◆ INPUT DATA ◆
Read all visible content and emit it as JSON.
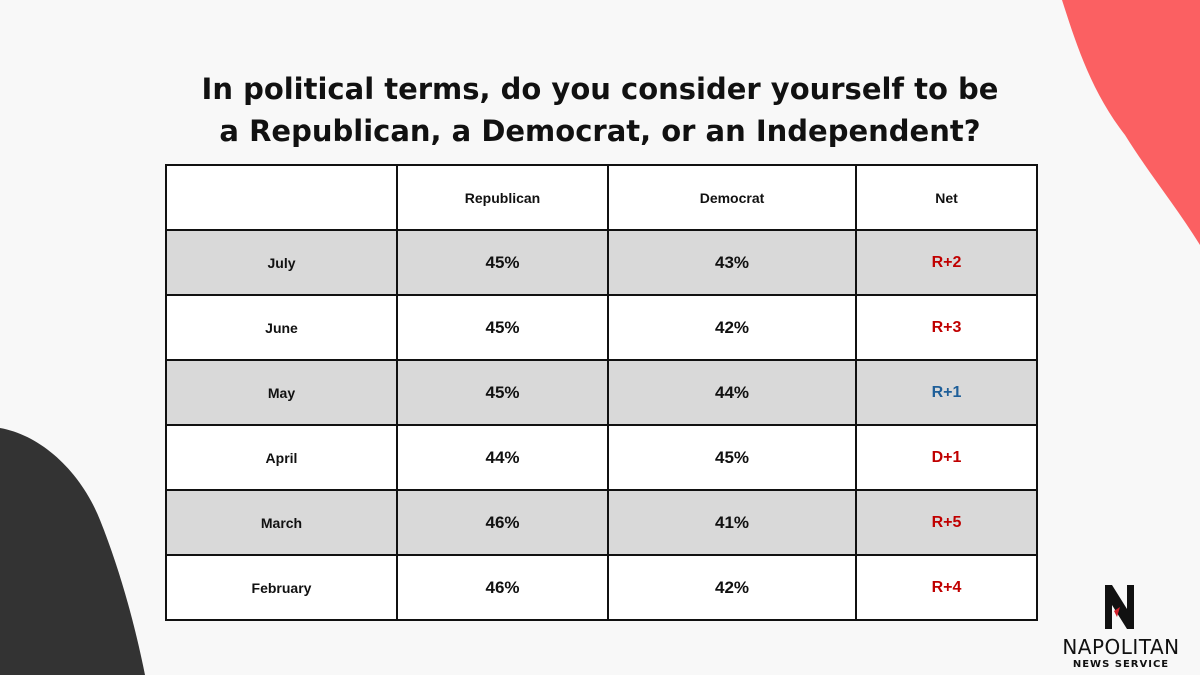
{
  "title_lines": [
    "In political terms, do you consider yourself to be",
    "a Republican, a Democrat, or an Independent?"
  ],
  "colors": {
    "background": "#f8f8f8",
    "accent_blob": "#fb6062",
    "dark_blob": "#333333",
    "shade_row": "#d9d9d9",
    "net_red": "#c00000",
    "net_blue": "#1f5f99"
  },
  "chart_data": {
    "type": "table",
    "columns": [
      "",
      "Republican",
      "Democrat",
      "Net"
    ],
    "rows": [
      {
        "month": "July",
        "republican": "45%",
        "democrat": "43%",
        "net": "R+2",
        "net_color": "#c00000"
      },
      {
        "month": "June",
        "republican": "45%",
        "democrat": "42%",
        "net": "R+3",
        "net_color": "#c00000"
      },
      {
        "month": "May",
        "republican": "45%",
        "democrat": "44%",
        "net": "R+1",
        "net_color": "#1f5f99"
      },
      {
        "month": "April",
        "republican": "44%",
        "democrat": "45%",
        "net": "D+1",
        "net_color": "#c00000"
      },
      {
        "month": "March",
        "republican": "46%",
        "democrat": "41%",
        "net": "R+5",
        "net_color": "#c00000"
      },
      {
        "month": "February",
        "republican": "46%",
        "democrat": "42%",
        "net": "R+4",
        "net_color": "#c00000"
      }
    ]
  },
  "logo": {
    "name": "NAPOLITAN",
    "subtitle": "NEWS SERVICE",
    "icon": "napolitan-n-eagle-icon"
  }
}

◆ TASK DIRECTIONS ◆
Write out the listing word for word, omitting the pictures it holds.

◆ EXERCISE ANSWER ◆
Read all visible content and emit it as JSON.
{
  "title_lines": [
    "In political terms, do you consider yourself to be",
    "a Republican, a Democrat, or an Independent?"
  ],
  "colors": {
    "background": "#f8f8f8",
    "accent_blob": "#fb6062",
    "dark_blob": "#333333",
    "shade_row": "#d9d9d9",
    "net_red": "#c00000",
    "net_blue": "#1f5f99"
  },
  "chart_data": {
    "type": "table",
    "columns": [
      "",
      "Republican",
      "Democrat",
      "Net"
    ],
    "rows": [
      {
        "month": "July",
        "republican": "45%",
        "democrat": "43%",
        "net": "R+2",
        "net_color": "#c00000"
      },
      {
        "month": "June",
        "republican": "45%",
        "democrat": "42%",
        "net": "R+3",
        "net_color": "#c00000"
      },
      {
        "month": "May",
        "republican": "45%",
        "democrat": "44%",
        "net": "R+1",
        "net_color": "#1f5f99"
      },
      {
        "month": "April",
        "republican": "44%",
        "democrat": "45%",
        "net": "D+1",
        "net_color": "#c00000"
      },
      {
        "month": "March",
        "republican": "46%",
        "democrat": "41%",
        "net": "R+5",
        "net_color": "#c00000"
      },
      {
        "month": "February",
        "republican": "46%",
        "democrat": "42%",
        "net": "R+4",
        "net_color": "#c00000"
      }
    ]
  },
  "logo": {
    "name": "NAPOLITAN",
    "subtitle": "NEWS SERVICE",
    "icon": "napolitan-n-eagle-icon"
  }
}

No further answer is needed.